Search the listing below for the string "position" and show each line that contains it.

=== WORKING DATA ===

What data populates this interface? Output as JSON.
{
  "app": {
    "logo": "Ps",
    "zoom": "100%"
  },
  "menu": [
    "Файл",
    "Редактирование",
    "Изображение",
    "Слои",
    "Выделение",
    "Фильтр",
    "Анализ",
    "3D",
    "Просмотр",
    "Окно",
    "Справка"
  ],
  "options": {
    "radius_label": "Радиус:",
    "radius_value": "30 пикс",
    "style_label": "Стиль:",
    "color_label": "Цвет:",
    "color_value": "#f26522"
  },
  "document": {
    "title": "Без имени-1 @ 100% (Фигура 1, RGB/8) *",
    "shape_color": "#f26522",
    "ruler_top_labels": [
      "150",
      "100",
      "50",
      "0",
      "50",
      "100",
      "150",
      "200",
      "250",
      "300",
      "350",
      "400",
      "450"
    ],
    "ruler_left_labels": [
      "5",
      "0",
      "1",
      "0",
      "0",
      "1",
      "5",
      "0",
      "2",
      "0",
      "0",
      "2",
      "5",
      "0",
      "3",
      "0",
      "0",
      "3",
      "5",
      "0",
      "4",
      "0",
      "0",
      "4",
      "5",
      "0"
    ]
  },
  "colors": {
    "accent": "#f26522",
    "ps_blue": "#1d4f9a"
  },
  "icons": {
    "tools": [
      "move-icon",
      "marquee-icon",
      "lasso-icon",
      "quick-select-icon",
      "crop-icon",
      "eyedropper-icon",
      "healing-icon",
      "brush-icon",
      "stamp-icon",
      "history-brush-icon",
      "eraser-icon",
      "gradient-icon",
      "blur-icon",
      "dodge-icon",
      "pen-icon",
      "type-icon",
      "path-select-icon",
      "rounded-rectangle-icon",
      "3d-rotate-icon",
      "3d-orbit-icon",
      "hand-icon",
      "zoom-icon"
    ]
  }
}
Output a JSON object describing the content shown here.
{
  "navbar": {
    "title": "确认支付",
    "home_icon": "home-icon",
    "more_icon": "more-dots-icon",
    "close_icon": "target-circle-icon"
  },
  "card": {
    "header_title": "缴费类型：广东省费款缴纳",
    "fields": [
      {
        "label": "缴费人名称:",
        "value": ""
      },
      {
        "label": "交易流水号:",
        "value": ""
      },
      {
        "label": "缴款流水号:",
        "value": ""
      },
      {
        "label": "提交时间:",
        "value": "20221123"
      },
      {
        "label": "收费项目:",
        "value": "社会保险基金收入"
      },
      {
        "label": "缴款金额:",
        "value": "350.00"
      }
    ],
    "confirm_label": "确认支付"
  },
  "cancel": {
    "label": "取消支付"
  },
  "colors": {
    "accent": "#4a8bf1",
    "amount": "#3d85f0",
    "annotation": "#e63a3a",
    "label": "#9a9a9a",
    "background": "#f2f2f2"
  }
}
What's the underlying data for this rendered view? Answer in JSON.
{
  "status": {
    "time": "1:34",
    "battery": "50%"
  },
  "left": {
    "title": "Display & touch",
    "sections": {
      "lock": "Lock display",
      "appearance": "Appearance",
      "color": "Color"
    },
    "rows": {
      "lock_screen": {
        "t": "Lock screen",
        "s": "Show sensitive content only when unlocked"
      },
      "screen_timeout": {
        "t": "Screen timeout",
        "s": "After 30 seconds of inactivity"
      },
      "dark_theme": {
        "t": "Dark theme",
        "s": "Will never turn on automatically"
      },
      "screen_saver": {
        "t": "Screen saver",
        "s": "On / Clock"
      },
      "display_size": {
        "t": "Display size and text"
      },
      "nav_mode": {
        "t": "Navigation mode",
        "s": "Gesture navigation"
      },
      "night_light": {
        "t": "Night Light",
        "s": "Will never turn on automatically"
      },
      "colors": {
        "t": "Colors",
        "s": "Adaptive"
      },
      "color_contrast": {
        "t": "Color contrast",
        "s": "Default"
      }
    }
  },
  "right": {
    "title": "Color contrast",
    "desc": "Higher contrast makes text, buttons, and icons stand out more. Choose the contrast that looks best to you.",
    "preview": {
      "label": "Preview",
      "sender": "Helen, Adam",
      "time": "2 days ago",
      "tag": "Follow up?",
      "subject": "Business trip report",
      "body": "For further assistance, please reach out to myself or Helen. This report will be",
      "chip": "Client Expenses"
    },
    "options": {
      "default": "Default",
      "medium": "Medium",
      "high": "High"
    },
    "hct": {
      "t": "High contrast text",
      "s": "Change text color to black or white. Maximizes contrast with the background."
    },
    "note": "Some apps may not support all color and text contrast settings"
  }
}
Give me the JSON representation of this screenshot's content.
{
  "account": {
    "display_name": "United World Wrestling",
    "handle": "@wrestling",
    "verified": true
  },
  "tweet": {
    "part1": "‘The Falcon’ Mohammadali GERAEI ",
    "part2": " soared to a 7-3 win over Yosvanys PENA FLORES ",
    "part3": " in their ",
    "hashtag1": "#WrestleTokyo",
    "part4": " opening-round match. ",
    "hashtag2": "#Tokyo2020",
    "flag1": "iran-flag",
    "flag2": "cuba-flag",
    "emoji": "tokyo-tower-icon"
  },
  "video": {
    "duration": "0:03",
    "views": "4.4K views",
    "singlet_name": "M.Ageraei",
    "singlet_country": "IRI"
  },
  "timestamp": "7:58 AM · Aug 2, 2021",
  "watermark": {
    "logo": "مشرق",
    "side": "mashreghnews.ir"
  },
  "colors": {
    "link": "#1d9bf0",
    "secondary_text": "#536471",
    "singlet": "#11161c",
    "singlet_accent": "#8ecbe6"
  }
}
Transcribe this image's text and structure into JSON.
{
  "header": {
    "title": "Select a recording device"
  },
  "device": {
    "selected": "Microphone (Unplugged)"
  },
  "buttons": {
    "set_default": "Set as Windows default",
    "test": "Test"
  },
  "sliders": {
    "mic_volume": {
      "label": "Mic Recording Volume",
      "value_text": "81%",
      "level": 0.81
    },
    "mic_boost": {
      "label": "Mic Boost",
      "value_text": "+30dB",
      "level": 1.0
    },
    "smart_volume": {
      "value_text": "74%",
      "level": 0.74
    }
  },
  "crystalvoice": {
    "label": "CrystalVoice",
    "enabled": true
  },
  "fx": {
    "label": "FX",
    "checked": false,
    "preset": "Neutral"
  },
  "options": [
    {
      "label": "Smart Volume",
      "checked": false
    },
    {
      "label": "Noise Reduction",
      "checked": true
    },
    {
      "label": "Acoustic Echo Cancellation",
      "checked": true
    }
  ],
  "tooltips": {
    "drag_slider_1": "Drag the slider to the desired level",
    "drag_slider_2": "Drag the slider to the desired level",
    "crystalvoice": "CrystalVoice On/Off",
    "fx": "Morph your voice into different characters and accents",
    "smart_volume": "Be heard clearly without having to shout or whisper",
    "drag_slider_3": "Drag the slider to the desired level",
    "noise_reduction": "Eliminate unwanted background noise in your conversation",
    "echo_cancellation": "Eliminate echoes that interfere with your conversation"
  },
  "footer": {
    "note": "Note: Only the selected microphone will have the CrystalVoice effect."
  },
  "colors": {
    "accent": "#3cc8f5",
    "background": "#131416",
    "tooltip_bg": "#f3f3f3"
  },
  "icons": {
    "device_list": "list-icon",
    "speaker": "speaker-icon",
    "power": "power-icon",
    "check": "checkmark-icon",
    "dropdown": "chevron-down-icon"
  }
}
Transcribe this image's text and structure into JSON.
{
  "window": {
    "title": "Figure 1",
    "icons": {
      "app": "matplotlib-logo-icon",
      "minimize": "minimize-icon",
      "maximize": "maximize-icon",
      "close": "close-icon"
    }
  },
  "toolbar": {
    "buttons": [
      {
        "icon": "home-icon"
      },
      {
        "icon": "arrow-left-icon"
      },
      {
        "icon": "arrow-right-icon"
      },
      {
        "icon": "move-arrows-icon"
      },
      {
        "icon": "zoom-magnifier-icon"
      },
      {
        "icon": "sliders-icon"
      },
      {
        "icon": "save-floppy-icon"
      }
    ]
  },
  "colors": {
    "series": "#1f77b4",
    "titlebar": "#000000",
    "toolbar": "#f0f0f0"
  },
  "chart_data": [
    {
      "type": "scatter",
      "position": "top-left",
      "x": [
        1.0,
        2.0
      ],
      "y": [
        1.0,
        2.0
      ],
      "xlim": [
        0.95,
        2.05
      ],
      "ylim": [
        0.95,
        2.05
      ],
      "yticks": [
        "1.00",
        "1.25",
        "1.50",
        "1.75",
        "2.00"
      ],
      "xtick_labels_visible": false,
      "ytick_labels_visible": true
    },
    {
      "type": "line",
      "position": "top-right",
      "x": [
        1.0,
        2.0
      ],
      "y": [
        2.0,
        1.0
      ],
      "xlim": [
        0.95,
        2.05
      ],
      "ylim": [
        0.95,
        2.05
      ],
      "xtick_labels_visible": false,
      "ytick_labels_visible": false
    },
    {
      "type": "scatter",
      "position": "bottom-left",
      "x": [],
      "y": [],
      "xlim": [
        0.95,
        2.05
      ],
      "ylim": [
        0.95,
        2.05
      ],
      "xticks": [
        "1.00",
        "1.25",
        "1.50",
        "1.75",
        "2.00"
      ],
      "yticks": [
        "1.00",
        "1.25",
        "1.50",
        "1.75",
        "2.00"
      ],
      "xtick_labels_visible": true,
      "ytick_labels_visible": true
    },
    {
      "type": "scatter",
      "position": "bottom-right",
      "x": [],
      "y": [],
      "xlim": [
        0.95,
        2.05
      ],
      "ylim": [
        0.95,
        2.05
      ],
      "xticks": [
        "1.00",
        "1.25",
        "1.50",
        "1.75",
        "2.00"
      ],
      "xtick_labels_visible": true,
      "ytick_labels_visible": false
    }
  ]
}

===

* [WORKED ANSWER]:
      "position": "top-left",
      "position": "top-right",
      "position": "bottom-left",
      "position": "bottom-right",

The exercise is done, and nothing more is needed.